- WORK TO DO
From the listing below, return each line that includes "Rules".

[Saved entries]

========

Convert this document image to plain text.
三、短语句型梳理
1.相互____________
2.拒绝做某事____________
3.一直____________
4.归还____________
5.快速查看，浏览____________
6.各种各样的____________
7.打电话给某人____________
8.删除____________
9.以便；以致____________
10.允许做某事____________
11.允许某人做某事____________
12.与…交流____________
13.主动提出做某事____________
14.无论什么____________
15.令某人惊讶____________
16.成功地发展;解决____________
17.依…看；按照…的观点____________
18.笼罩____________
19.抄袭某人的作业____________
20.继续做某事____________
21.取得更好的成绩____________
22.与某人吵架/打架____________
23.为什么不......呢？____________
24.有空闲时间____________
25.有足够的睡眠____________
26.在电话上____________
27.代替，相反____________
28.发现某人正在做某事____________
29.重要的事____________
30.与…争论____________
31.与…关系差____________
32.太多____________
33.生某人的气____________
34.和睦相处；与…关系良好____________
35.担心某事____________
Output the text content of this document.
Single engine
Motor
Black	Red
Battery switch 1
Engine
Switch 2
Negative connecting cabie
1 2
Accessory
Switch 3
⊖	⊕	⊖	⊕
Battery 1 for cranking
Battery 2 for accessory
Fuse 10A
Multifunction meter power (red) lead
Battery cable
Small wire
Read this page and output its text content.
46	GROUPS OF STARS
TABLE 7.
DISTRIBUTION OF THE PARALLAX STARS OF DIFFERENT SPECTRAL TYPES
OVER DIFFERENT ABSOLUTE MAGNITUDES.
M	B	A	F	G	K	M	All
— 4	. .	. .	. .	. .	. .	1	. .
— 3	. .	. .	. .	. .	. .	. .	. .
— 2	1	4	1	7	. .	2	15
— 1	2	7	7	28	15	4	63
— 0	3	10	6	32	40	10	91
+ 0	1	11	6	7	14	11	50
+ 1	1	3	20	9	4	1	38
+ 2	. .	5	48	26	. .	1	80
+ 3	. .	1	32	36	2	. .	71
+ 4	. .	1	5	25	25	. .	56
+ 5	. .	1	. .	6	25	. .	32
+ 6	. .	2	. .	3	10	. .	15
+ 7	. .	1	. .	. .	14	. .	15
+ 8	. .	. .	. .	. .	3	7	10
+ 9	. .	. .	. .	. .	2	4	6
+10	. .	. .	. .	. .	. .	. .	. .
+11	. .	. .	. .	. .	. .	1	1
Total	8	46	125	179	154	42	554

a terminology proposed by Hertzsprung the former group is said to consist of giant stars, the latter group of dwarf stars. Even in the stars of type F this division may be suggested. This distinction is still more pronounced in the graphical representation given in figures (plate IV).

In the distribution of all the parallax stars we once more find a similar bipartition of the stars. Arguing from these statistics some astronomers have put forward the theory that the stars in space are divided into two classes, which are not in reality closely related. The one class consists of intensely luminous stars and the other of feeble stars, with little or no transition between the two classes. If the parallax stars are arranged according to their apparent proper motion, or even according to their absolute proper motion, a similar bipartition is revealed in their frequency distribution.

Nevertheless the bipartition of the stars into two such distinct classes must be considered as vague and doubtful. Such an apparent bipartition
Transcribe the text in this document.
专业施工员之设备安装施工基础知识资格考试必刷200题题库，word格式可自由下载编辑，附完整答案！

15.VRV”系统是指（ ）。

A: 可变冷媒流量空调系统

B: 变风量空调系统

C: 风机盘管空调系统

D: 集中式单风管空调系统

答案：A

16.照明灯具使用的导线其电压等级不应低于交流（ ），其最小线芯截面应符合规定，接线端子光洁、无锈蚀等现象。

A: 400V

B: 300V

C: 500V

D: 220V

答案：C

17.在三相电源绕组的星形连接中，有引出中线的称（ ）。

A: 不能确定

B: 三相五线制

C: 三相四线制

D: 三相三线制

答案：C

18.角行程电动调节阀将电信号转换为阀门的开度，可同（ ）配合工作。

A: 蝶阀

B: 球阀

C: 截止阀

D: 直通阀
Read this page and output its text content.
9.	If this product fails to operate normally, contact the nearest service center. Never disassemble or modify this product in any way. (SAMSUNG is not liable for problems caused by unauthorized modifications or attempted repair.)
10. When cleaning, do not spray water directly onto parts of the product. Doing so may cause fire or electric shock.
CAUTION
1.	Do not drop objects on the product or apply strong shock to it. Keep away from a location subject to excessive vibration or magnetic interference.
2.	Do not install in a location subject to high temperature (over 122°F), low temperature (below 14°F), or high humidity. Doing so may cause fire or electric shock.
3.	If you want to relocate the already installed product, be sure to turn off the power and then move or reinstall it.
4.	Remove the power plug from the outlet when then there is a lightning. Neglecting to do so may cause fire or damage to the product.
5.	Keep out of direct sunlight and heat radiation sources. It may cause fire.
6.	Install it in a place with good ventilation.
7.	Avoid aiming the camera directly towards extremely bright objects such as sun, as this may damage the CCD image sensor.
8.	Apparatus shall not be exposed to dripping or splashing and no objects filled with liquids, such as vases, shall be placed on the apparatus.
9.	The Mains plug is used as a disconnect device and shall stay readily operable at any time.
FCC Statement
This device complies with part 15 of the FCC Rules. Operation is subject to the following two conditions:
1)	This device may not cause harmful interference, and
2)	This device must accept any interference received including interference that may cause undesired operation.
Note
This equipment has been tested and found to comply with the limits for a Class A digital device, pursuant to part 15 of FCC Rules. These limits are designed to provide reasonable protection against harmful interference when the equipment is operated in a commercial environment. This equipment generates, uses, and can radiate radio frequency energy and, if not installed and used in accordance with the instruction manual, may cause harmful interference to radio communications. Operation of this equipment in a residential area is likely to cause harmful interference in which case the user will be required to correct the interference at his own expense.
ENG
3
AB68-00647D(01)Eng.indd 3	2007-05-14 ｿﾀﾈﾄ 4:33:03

========

- FULL ANSWER
This device complies with part 15 of the FCC Rules. Operation is subject to the following two conditions:
This equipment has been tested and found to comply with the limits for a Class A digital device, pursuant to part 15 of FCC Rules. These limits are designed to provide reasonable protection against harmful interference when the equipment is operated in a commercial environment. This equipment generates, uses, and can radiate radio frequency energy and, if not installed and used in accordance with the instruction manual, may cause harmful interference to radio communications. Operation of this equipment in a residential area is likely to cause harmful interference in which case the user will be required to correct the interference at his own expense.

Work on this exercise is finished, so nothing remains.